Continue the Turkey Branch stream article from where it stops.

- **Document text**
══════════
Location
- Country: United States
- State: Delaware
- County: Sussex

Physical characteristics
- Source: Collins and Culver Ditch divide
- • location: about 1 mile southeast of Portsville, Delaware
- • coordinates: 38°32′32″N 075°37′22″W﻿ / ﻿38.54222°N 75.62278°W
- • elevation: 30 ft (9.1 m)
- Mouth: Tussocky Branch
- • location: Portsville Pond
- • coordinates: 38°33′20″N 075°37′50″W﻿ / ﻿38.55556°N 75.63056°W
- • elevation: 7 ft (2.1 m)
- Length: 0.9 mi (1.4 km)
- Basin size: 0.41 square miles (1.1 km^{2})
- • location: Tussocky Branch
- • average: 0.48 cu ft/s (0.014 m^{3}/s) at mouth with Tussocky Branch

Basin features
- Progression: Tussocky Branch → Broad Creek → Nanticoke River → Chesapeake Bay → Atlantic Ocean
- River system: Nanticoke River
- • left: unnamed tributaries
- • right: unnamed tributaries
- Bridges: Dogwood Lane

= Turkey Branch (Tussocky Branch tributary) =

Stream in Delaware, USA

Turkey Branch is a 0.9 mi long 1st order tributary to Tussocky Branch in Sussex County, Delaware.
══════════
- **Excerpted data**
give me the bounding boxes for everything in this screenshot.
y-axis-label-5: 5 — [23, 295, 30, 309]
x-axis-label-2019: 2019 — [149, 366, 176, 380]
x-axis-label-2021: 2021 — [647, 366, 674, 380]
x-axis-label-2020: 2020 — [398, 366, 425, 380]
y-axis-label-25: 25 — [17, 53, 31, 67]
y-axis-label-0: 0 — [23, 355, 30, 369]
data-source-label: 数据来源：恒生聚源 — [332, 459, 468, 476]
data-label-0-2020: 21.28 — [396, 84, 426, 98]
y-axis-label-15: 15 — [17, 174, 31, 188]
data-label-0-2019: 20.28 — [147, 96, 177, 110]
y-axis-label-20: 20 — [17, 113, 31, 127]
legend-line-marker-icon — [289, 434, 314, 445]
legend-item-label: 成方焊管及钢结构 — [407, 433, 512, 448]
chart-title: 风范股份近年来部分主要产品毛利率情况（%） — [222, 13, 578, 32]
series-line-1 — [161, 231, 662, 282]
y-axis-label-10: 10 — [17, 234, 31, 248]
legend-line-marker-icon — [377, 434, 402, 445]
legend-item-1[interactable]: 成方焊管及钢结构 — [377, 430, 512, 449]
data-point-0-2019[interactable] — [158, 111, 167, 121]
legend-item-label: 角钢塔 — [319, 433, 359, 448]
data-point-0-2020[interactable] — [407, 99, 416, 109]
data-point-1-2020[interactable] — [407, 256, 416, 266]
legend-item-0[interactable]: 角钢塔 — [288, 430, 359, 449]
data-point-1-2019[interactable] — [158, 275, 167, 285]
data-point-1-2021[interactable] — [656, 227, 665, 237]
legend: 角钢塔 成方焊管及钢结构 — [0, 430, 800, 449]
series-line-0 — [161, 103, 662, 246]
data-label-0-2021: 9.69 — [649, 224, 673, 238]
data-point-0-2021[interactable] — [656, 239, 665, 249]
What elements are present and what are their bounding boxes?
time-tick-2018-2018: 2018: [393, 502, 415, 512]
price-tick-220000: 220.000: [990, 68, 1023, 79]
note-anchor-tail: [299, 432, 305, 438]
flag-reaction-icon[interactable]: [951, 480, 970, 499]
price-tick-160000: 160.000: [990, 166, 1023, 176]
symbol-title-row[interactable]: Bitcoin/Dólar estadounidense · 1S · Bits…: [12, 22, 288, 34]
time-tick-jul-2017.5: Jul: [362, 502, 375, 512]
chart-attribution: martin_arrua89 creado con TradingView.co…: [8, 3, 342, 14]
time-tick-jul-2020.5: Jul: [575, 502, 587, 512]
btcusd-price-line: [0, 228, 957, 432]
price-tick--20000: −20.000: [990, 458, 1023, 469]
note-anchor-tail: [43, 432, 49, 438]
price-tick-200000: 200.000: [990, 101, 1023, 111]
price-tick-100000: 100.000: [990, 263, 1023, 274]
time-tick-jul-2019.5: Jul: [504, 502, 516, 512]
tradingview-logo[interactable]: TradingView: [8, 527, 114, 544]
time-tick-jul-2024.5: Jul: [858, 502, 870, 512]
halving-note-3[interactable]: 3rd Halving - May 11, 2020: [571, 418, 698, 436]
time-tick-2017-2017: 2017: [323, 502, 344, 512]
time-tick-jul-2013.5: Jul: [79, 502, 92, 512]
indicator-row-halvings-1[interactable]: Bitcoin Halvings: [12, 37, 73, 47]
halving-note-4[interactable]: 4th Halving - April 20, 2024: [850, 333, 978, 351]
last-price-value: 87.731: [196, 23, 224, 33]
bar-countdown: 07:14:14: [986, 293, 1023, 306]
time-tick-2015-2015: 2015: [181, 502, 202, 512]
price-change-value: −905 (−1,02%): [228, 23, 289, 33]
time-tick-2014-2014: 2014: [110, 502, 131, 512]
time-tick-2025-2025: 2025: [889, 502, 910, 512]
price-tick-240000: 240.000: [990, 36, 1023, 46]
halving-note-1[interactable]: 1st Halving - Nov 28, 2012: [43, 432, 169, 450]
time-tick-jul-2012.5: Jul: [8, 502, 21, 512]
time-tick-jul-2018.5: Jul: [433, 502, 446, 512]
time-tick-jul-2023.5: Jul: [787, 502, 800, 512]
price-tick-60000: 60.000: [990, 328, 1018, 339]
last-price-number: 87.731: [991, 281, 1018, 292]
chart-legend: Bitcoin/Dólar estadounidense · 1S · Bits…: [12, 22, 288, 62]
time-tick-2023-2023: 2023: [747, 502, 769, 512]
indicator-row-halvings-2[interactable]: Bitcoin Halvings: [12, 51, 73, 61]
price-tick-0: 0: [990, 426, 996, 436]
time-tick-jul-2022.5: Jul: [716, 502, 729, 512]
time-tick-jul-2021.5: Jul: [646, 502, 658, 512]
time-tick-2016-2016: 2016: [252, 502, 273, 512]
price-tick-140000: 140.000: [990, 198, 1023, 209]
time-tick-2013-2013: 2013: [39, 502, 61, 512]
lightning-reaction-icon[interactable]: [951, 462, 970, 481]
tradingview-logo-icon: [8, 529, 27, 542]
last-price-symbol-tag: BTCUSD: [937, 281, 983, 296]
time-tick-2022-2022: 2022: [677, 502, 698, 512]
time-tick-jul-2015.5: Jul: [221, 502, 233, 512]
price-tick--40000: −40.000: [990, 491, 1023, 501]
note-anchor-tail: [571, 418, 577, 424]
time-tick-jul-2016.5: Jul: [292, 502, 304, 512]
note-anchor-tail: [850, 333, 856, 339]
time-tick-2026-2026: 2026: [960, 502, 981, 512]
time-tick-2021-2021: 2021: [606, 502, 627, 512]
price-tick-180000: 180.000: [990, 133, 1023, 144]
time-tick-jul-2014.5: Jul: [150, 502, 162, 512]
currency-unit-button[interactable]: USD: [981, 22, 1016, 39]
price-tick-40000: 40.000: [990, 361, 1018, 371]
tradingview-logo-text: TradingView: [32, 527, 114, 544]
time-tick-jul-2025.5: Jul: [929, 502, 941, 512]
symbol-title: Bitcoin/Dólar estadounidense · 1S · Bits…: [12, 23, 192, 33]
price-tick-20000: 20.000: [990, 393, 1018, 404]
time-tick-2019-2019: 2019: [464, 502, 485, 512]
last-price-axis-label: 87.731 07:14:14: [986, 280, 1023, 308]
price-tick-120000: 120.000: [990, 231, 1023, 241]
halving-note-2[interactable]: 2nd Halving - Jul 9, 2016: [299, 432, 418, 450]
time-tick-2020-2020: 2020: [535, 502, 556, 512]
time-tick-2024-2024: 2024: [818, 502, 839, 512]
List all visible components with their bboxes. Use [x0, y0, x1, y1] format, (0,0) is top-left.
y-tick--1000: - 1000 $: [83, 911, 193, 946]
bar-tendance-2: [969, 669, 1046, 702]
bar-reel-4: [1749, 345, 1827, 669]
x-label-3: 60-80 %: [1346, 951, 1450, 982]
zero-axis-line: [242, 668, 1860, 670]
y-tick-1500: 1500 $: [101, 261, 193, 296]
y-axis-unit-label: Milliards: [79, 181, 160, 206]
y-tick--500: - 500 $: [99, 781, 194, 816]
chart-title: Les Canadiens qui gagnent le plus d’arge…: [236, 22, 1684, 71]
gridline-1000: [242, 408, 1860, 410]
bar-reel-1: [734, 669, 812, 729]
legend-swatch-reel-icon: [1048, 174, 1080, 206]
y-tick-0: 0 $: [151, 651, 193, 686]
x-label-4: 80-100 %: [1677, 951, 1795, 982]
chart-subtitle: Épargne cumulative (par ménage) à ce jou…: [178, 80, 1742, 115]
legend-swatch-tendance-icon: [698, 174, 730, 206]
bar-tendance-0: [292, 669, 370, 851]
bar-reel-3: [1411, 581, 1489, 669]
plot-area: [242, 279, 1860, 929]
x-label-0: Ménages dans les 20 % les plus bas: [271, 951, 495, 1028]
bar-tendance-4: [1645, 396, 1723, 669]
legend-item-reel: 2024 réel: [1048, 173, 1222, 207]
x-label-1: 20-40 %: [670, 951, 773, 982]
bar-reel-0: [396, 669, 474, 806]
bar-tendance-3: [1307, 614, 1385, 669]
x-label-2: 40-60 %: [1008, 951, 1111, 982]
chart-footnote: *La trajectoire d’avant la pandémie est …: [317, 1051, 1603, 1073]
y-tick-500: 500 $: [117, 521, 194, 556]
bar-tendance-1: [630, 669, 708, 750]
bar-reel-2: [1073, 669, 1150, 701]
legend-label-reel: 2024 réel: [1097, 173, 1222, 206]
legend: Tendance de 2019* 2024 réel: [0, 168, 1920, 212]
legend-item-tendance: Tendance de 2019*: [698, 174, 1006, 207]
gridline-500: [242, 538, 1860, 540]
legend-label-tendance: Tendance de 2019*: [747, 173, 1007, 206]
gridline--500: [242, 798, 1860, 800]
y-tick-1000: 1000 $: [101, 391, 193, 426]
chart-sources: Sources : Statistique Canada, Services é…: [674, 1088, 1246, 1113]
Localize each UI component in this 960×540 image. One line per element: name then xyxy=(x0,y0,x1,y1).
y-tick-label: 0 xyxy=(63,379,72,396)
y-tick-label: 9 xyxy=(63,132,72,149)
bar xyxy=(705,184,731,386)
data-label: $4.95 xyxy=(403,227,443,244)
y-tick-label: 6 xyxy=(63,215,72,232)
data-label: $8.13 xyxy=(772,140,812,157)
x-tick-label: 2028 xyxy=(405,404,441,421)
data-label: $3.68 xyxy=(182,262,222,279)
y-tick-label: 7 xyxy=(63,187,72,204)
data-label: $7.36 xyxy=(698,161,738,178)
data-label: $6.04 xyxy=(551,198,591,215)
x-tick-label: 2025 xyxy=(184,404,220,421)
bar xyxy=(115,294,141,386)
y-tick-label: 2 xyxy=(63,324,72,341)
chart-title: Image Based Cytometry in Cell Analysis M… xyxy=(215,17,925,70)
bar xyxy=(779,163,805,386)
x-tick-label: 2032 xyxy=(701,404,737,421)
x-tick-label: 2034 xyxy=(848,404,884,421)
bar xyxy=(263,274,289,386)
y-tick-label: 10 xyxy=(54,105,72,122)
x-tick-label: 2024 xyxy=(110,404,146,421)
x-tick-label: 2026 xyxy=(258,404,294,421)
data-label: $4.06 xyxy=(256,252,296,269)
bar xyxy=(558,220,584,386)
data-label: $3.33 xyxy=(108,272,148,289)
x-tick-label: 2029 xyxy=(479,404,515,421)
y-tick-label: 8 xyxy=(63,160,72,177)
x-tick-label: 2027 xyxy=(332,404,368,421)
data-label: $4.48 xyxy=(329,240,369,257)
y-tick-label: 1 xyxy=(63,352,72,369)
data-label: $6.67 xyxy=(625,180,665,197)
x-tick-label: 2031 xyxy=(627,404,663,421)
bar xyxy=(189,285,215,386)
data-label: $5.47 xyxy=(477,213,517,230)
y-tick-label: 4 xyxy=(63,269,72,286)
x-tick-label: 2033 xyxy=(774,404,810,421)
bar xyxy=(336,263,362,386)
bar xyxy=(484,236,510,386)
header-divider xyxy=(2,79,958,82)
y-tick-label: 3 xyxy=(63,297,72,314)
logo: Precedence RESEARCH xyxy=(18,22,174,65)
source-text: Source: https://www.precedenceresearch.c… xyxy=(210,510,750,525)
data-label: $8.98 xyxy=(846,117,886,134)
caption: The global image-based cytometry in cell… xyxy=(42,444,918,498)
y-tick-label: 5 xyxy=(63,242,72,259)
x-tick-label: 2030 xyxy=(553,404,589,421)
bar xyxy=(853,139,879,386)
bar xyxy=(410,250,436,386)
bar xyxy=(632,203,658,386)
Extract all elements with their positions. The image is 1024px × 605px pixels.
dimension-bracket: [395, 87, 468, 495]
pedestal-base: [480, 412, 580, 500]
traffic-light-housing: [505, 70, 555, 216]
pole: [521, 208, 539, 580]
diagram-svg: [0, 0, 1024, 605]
══════════
- **Answer box**
==Course==
Turkey Branch rises about 1 mile southeast of Portsville, Delaware and then flows northwest into Tussocky Branch at Portsville Pond.

==Watershed==
Turkey Branch drains 0.41 sqmi of area, receives about 44.7 in/year of precipitation, has a topographic wetness index of 696.12 and is about 16% forested.